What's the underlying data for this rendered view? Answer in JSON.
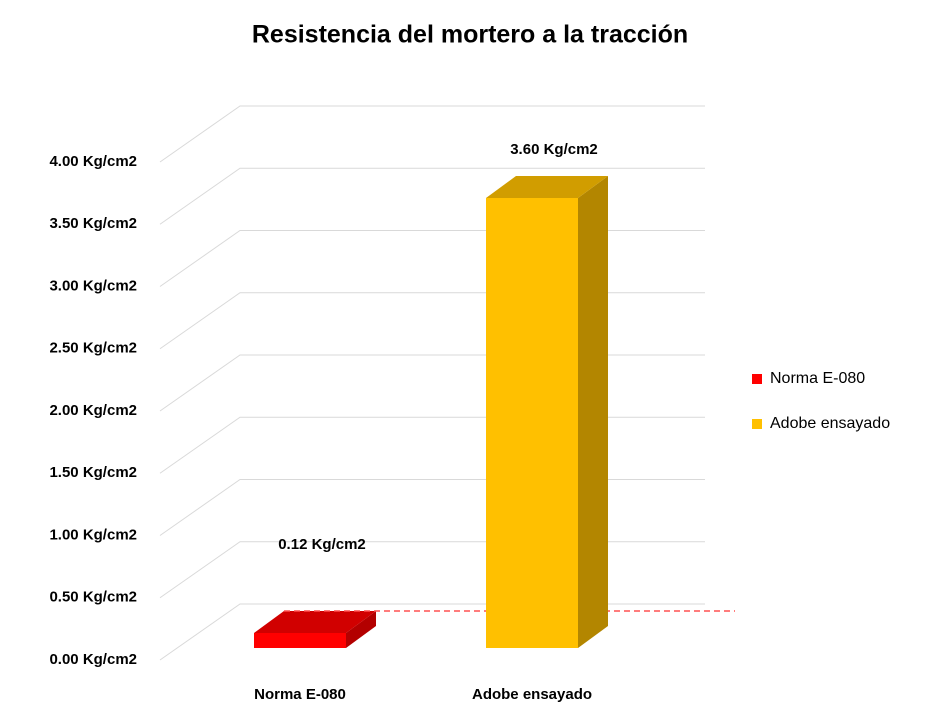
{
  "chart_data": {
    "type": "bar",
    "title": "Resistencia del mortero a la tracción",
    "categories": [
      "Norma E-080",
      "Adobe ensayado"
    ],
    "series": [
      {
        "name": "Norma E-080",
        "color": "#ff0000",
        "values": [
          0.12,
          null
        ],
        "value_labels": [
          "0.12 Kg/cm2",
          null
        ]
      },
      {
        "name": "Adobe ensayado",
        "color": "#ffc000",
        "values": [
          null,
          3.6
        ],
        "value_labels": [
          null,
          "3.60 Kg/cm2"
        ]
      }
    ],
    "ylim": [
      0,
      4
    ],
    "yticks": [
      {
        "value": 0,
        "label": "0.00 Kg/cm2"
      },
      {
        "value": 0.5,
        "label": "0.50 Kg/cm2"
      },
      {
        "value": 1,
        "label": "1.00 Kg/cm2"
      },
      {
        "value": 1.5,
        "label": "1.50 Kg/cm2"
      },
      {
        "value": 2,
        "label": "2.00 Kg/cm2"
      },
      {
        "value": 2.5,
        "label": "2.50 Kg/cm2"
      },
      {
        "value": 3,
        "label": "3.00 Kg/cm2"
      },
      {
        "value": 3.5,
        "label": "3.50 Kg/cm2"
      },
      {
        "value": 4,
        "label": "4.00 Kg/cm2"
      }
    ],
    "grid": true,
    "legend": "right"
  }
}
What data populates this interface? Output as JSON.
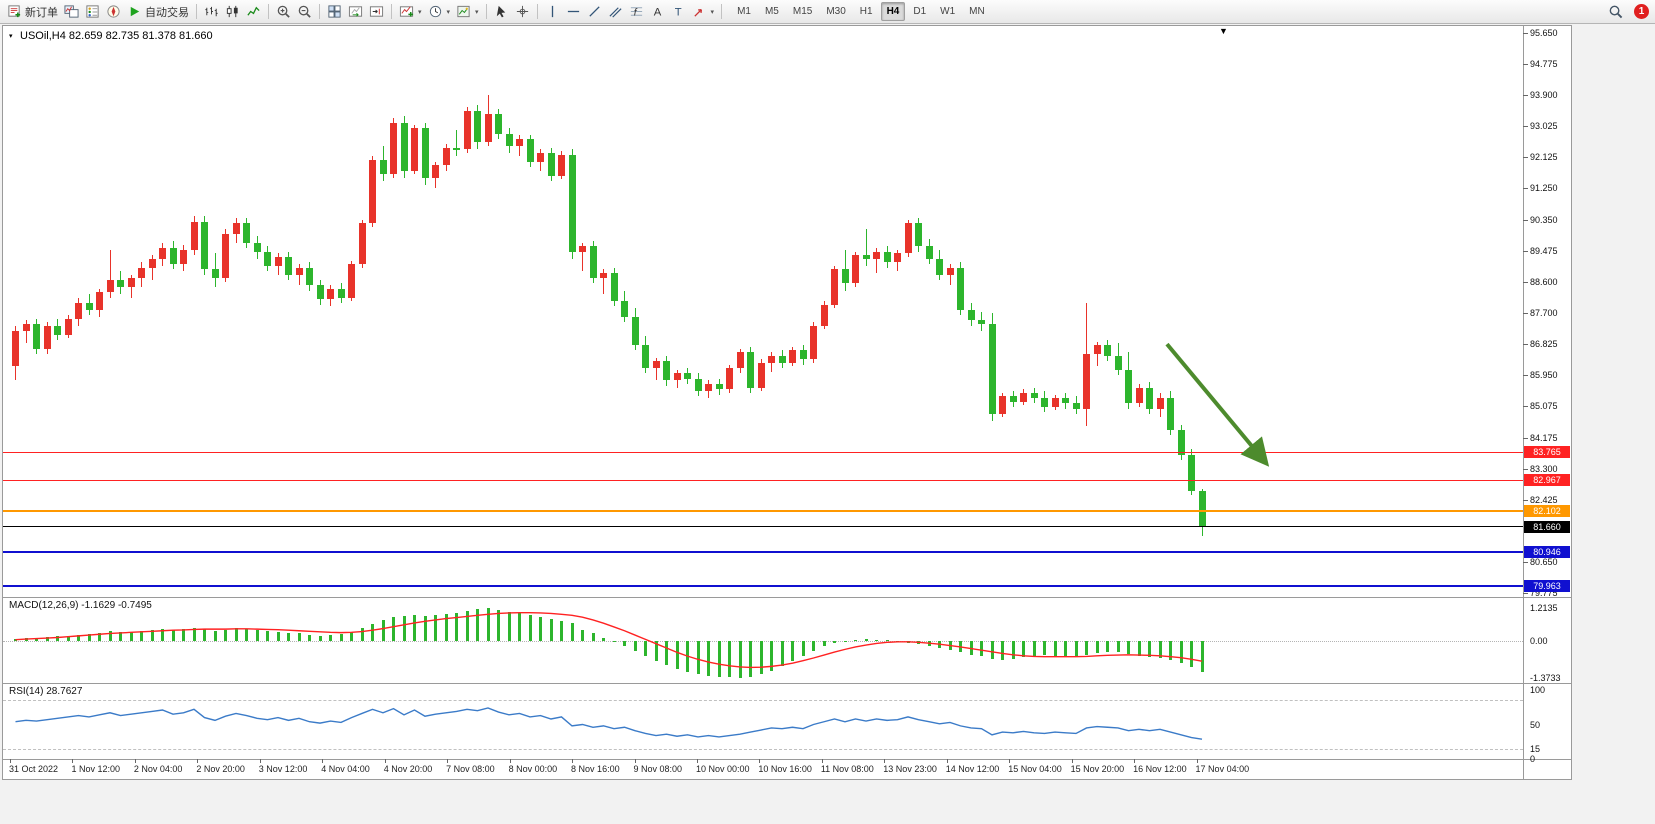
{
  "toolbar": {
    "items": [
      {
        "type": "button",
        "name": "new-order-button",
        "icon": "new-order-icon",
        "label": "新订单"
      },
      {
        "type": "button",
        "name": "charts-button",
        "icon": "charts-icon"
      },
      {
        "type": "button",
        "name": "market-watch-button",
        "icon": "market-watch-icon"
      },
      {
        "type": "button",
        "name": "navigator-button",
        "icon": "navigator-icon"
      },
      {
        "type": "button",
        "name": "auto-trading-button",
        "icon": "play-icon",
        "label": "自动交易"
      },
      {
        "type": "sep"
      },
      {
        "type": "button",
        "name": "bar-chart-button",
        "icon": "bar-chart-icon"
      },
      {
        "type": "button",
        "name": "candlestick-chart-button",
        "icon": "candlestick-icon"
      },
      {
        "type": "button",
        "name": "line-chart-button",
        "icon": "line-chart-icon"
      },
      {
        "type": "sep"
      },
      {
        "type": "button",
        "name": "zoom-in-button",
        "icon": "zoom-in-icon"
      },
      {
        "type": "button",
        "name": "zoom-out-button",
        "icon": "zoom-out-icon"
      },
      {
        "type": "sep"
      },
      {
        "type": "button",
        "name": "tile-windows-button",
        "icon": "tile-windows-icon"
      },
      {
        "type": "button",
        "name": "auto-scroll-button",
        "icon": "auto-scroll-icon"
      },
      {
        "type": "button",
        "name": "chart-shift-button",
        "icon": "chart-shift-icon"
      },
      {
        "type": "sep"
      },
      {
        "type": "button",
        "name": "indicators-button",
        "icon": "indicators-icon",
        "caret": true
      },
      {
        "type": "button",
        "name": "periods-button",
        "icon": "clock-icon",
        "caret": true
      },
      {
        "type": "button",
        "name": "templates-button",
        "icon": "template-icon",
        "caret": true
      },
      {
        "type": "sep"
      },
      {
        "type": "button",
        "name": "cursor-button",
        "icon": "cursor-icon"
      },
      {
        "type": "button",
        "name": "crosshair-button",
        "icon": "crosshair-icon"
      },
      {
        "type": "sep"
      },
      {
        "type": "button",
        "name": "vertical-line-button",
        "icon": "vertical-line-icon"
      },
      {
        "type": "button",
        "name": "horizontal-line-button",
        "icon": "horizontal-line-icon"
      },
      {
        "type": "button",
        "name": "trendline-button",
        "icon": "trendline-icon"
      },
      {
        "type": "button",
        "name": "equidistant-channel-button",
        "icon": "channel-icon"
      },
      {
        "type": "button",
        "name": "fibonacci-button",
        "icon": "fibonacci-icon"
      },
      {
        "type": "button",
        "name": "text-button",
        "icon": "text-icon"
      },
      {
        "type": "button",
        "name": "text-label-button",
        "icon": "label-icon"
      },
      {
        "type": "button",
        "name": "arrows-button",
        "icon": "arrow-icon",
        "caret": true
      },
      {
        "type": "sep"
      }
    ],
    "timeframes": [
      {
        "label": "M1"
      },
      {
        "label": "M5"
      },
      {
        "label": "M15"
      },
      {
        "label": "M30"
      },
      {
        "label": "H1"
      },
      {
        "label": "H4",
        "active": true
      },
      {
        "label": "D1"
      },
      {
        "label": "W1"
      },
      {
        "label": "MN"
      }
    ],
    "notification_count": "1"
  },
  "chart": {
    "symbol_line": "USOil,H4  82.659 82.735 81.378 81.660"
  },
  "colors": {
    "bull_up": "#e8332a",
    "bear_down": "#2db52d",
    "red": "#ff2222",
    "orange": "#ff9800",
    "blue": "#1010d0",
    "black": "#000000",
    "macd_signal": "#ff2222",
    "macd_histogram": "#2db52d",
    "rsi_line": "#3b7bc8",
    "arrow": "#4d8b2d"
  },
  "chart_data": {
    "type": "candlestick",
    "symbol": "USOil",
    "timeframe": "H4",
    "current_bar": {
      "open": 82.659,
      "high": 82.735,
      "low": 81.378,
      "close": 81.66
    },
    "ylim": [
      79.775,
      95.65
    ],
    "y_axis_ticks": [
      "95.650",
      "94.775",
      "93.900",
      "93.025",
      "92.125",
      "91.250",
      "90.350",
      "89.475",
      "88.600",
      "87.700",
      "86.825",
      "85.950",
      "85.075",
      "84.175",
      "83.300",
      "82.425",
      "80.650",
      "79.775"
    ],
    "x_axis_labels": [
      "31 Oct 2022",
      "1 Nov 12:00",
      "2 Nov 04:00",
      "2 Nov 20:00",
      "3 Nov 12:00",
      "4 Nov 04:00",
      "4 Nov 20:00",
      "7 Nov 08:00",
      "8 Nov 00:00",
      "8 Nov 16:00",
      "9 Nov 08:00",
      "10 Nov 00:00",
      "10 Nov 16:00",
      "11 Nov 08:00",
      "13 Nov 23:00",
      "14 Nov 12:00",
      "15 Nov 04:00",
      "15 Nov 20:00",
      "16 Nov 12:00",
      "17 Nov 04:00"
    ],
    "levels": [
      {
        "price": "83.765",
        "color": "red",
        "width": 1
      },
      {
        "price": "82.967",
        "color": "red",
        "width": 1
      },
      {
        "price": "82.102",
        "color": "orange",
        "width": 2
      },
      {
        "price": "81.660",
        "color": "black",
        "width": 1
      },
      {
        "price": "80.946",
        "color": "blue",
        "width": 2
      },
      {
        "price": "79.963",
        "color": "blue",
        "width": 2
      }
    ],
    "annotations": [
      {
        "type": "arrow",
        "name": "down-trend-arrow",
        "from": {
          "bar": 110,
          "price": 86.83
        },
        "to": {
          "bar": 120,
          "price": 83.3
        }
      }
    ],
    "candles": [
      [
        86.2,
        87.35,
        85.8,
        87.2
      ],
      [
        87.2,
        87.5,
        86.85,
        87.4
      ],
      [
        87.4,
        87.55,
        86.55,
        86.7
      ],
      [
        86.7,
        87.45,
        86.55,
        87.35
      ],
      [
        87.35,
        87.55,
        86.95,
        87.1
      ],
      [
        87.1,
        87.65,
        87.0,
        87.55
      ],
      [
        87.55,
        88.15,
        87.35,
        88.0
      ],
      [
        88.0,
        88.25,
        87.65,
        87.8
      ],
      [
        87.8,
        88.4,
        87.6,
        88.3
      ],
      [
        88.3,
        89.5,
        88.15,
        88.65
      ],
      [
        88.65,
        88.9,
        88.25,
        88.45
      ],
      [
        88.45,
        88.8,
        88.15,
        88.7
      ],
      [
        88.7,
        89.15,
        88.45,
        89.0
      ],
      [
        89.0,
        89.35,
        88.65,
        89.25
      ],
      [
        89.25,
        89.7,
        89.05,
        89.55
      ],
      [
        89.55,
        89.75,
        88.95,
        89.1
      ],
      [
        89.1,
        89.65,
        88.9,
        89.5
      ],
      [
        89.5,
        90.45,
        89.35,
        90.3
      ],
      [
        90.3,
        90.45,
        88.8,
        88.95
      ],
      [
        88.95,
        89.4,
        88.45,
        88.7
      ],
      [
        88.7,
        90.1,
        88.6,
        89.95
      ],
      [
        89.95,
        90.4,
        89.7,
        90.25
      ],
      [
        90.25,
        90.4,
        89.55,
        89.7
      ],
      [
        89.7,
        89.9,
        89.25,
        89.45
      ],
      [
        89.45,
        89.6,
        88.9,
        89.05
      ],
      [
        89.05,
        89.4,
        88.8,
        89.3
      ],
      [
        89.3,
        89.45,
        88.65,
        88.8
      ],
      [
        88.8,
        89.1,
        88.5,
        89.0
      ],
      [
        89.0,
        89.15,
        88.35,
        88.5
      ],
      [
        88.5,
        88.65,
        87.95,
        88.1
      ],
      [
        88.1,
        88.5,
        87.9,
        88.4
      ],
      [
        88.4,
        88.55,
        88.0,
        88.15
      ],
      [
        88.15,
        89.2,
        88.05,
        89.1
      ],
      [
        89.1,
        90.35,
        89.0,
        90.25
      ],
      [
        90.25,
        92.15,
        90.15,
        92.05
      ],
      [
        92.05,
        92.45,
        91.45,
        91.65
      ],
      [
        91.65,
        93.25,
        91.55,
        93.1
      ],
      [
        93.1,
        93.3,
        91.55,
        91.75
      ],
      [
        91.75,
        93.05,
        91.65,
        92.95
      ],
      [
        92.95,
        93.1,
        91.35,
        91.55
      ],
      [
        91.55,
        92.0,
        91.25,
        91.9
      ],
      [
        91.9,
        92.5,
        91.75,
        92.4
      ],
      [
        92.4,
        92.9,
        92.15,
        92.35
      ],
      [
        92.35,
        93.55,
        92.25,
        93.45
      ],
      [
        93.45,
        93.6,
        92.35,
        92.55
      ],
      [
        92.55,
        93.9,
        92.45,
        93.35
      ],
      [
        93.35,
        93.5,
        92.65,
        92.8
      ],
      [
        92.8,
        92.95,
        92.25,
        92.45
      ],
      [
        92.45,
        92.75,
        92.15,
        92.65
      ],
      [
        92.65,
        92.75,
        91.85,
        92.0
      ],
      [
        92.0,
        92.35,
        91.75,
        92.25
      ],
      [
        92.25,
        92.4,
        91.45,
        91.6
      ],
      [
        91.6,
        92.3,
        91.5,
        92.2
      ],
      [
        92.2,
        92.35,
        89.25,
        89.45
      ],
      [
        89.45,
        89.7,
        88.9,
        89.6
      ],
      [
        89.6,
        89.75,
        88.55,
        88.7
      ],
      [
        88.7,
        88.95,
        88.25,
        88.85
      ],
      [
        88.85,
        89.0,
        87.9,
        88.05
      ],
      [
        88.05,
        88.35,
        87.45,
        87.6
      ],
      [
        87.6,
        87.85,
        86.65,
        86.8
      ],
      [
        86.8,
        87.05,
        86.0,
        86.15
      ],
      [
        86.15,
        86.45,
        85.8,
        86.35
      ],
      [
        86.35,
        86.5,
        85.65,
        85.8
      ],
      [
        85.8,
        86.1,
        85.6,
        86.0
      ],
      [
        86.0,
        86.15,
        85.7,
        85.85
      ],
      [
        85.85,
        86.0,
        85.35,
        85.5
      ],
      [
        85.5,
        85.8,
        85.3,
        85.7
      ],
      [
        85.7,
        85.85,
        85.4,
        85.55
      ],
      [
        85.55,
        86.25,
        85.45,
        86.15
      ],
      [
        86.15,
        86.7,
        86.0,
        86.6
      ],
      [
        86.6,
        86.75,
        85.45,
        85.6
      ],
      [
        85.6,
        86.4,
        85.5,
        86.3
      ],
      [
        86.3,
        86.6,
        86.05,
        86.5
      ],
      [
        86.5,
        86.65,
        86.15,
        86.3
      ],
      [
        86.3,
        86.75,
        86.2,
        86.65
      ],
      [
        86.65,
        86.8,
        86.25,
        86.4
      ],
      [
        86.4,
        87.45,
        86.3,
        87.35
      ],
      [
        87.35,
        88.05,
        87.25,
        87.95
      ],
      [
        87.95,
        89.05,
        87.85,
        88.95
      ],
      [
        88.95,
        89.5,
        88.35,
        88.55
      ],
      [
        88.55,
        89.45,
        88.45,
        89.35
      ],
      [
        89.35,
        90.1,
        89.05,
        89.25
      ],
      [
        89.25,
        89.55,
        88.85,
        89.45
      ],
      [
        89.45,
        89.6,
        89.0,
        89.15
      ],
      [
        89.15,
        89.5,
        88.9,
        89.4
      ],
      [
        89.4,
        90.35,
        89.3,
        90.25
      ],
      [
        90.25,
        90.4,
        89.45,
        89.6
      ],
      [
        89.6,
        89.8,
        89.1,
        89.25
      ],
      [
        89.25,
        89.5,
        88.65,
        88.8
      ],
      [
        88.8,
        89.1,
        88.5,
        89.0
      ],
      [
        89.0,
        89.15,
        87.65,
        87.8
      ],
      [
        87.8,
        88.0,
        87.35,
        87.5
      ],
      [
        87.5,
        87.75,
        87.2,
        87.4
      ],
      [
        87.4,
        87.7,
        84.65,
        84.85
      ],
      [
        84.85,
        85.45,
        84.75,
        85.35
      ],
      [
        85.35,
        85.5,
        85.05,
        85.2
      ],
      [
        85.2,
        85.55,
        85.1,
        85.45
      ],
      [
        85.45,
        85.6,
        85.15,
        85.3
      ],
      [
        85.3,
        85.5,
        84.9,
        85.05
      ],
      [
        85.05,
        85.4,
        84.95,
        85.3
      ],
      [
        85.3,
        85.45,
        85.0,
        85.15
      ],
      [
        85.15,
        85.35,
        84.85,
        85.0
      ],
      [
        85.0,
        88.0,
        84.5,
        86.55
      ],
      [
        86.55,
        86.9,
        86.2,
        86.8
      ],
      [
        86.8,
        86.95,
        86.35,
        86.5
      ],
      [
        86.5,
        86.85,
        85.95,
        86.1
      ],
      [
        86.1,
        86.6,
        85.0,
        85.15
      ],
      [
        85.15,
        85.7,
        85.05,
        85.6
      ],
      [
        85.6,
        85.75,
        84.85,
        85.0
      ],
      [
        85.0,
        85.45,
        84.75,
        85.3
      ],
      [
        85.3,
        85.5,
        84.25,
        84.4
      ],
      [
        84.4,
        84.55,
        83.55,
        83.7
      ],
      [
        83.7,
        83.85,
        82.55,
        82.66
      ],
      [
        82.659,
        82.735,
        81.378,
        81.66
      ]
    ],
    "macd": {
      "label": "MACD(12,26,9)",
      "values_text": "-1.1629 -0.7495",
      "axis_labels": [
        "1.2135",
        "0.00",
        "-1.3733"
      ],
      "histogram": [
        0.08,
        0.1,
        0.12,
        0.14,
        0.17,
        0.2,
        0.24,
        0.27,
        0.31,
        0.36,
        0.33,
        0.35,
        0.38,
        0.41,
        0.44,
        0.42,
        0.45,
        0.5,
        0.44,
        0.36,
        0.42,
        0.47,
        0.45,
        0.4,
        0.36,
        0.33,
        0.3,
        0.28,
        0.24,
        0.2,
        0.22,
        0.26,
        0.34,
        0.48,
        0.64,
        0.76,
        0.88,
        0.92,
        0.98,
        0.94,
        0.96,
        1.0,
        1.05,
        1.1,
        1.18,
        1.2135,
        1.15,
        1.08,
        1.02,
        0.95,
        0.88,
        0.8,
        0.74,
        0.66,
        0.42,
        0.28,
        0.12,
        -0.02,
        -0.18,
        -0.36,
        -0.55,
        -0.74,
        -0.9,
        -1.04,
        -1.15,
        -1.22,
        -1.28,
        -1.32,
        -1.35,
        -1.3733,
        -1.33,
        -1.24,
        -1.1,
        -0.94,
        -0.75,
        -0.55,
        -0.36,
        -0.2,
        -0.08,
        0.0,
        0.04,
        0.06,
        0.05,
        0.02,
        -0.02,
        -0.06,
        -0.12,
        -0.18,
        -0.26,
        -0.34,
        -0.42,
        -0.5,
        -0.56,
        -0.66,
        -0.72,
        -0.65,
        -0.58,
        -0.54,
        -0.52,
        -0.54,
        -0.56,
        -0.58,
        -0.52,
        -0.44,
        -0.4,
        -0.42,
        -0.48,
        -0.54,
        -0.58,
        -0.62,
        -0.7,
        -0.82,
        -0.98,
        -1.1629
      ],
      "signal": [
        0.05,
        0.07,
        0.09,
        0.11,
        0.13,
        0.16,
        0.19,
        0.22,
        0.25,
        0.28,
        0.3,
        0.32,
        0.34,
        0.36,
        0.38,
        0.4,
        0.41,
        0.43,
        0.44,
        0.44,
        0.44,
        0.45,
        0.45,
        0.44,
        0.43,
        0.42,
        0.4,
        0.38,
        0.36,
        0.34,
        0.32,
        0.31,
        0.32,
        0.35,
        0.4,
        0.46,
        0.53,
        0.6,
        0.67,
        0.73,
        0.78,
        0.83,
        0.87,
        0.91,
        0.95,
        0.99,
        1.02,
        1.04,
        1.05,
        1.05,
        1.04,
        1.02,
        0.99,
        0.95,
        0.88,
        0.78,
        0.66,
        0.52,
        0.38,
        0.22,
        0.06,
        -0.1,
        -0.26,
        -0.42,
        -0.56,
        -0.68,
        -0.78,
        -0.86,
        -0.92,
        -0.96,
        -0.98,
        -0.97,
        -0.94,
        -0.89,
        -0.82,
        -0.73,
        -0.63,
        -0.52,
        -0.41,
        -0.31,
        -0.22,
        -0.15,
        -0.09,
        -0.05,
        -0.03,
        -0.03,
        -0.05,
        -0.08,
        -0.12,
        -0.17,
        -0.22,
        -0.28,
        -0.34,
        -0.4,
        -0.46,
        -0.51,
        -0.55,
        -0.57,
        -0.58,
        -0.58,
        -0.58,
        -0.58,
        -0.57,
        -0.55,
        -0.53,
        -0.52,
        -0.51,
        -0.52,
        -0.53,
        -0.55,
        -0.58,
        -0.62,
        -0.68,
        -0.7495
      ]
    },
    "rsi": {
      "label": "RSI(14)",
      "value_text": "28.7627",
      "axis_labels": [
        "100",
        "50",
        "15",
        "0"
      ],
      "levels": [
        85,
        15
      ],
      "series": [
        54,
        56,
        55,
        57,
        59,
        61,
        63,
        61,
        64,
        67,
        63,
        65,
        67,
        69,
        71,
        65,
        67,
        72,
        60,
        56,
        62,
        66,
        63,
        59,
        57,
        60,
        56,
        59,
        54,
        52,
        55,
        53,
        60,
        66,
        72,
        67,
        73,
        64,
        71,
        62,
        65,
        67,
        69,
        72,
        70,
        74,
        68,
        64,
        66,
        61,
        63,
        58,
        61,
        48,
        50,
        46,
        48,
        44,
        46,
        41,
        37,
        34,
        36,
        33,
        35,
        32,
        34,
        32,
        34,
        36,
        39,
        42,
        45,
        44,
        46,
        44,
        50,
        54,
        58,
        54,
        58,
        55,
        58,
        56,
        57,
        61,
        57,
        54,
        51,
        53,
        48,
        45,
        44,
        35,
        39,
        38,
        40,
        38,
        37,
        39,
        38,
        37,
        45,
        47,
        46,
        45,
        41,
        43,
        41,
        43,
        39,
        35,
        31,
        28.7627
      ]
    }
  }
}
◇ ◇ ◇
| THE EXERCISE |
Display every line of the listing that contains the string "price".

| SOLUTION TO THIS PROBLEM |
        "price": "83.765",
        "price": "82.967",
        "price": "82.102",
        "price": "81.660",
        "price": "80.946",
        "price": "79.963",
          "price": 86.83
          "price": 83.3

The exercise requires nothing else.